Your goal
Gather every line holding the string "Mats".

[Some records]

————————

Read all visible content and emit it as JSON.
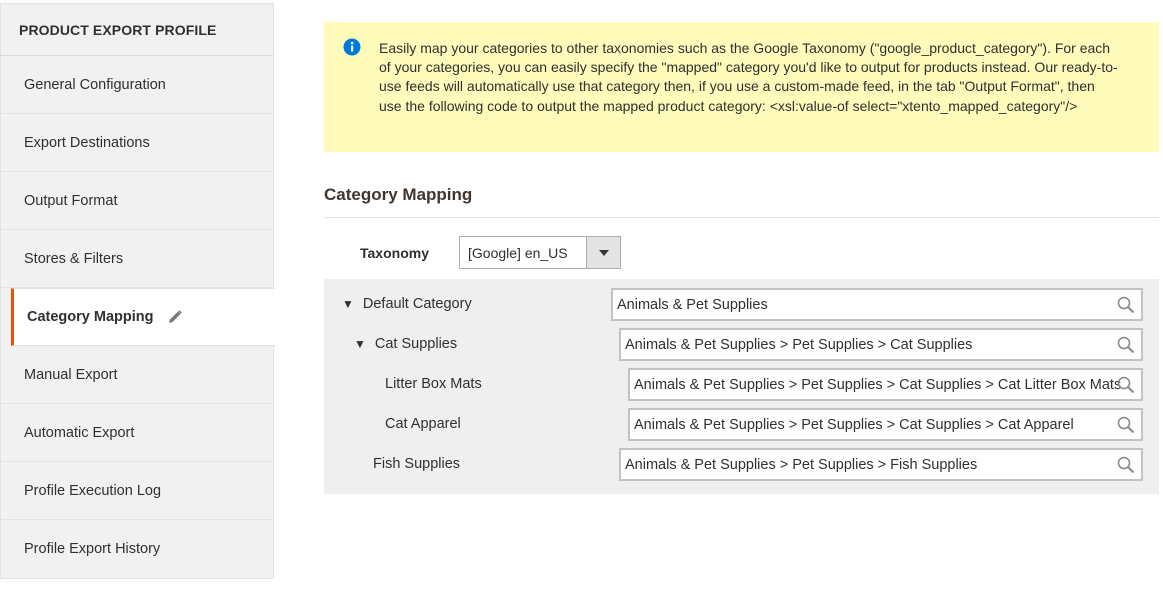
{
  "sidebar": {
    "title": "PRODUCT EXPORT PROFILE",
    "items": [
      {
        "label": "General Configuration"
      },
      {
        "label": "Export Destinations"
      },
      {
        "label": "Output Format"
      },
      {
        "label": "Stores & Filters"
      },
      {
        "label": "Category Mapping"
      },
      {
        "label": "Manual Export"
      },
      {
        "label": "Automatic Export"
      },
      {
        "label": "Profile Execution Log"
      },
      {
        "label": "Profile Export History"
      }
    ]
  },
  "notice": {
    "text": "Easily map your categories to other taxonomies such as the Google Taxonomy (\"google_product_category\"). For each of your categories, you can easily specify the \"mapped\" category you'd like to output for products instead. Our ready-to-use feeds will automatically use that category then, if you use a custom-made feed, in the tab \"Output Format\", then use the following code to output the mapped product category: <xsl:value-of select=\"xtento_mapped_category\"/>"
  },
  "section": {
    "title": "Category Mapping"
  },
  "taxonomy": {
    "label": "Taxonomy",
    "value": "[Google] en_US"
  },
  "tree": [
    {
      "label": "Default Category",
      "toggle": "▼",
      "mapped": "Animals & Pet Supplies"
    },
    {
      "label": "Cat Supplies",
      "toggle": "▼",
      "mapped": "Animals & Pet Supplies > Pet Supplies > Cat Supplies"
    },
    {
      "label": "Litter Box Mats",
      "toggle": "",
      "mapped": "Animals & Pet Supplies > Pet Supplies > Cat Supplies > Cat Litter Box Mats"
    },
    {
      "label": "Cat Apparel",
      "toggle": "",
      "mapped": "Animals & Pet Supplies > Pet Supplies > Cat Supplies > Cat Apparel"
    },
    {
      "label": "Fish Supplies",
      "toggle": "",
      "mapped": "Animals & Pet Supplies > Pet Supplies > Fish Supplies"
    }
  ],
  "colors": {
    "accent": "#eb5202",
    "notice_bg": "#fffbbb",
    "info_icon": "#007bdb"
  }
}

————————

The solution
      "label": "Litter Box Mats",
      "mapped": "Animals & Pet Supplies > Pet Supplies > Cat Supplies > Cat Litter Box Mats"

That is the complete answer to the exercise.